** Start of Dataset records **

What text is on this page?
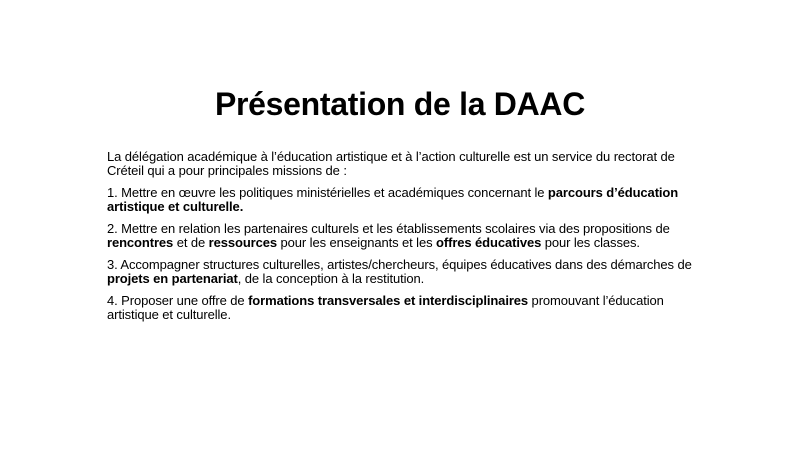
Présentation de la DAAC

La délégation académique à l’éducation artistique et à l’action culturelle est un service du rectorat de Créteil qui a pour principales missions de :

1. Mettre en œuvre les politiques ministérielles et académiques concernant le parcours d’éducation artistique et culturelle.

2. Mettre en relation les partenaires culturels et les établissements scolaires via des propositions de rencontres et de ressources pour les enseignants et les offres éducatives pour les classes.

3. Accompagner structures culturelles, artistes/chercheurs, équipes éducatives dans des démarches de projets en partenariat, de la conception à la restitution.

4. Proposer une offre de formations transversales et interdisciplinaires promouvant l’éducation artistique et culturelle.
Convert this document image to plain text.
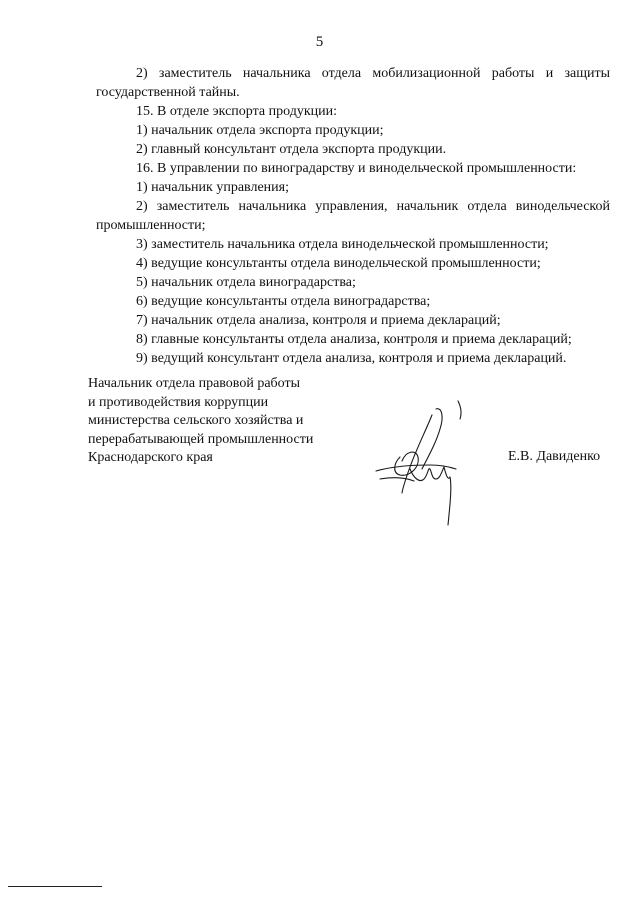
5
2) заместитель начальника отдела мобилизационной работы и защиты государственной тайны.
15. В отделе экспорта продукции:
1) начальник отдела экспорта продукции;
2) главный консультант отдела экспорта продукции.
16. В управлении по виноградарству и винодельческой промышленности:
1) начальник управления;
2) заместитель начальника управления, начальник отдела винодельческой промышленности;
3) заместитель начальника отдела винодельческой промышленности;
4) ведущие консультанты отдела винодельческой промышленности;
5) начальник отдела виноградарства;
6) ведущие консультанты отдела виноградарства;
7) начальник отдела анализа, контроля и приема деклараций;
8) главные консультанты отдела анализа, контроля и приема деклараций;
9) ведущий консультант отдела анализа, контроля и приема деклараций.
Начальник отдела правовой работы
и противодействия коррупции
министерства сельского хозяйства и
перерабатывающей промышленности
Краснодарского края	Е.В. Давиденко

** End of Dataset records **

Do this: The records above should be reproduced exactly, with no pictures included.

Response to this task:
What text is on this page?
Présentation de la DAAC

La délégation académique à l’éducation artistique et à l’action culturelle est un service du rectorat de Créteil qui a pour principales missions de :

1. Mettre en œuvre les politiques ministérielles et académiques concernant le parcours d’éducation artistique et culturelle.

2. Mettre en relation les partenaires culturels et les établissements scolaires via des propositions de rencontres et de ressources pour les enseignants et les offres éducatives pour les classes.

3. Accompagner structures culturelles, artistes/chercheurs, équipes éducatives dans des démarches de projets en partenariat, de la conception à la restitution.

4. Proposer une offre de formations transversales et interdisciplinaires promouvant l’éducation artistique et culturelle.
Convert this document image to plain text.
5
2) заместитель начальника отдела мобилизационной работы и защиты государственной тайны.
15. В отделе экспорта продукции:
1) начальник отдела экспорта продукции;
2) главный консультант отдела экспорта продукции.
16. В управлении по виноградарству и винодельческой промышленности:
1) начальник управления;
2) заместитель начальника управления, начальник отдела винодельческой промышленности;
3) заместитель начальника отдела винодельческой промышленности;
4) ведущие консультанты отдела винодельческой промышленности;
5) начальник отдела виноградарства;
6) ведущие консультанты отдела виноградарства;
7) начальник отдела анализа, контроля и приема деклараций;
8) главные консультанты отдела анализа, контроля и приема деклараций;
9) ведущий консультант отдела анализа, контроля и приема деклараций.
Начальник отдела правовой работы
и противодействия коррупции
министерства сельского хозяйства и
перерабатывающей промышленности
Краснодарского края	Е.В. Давиденко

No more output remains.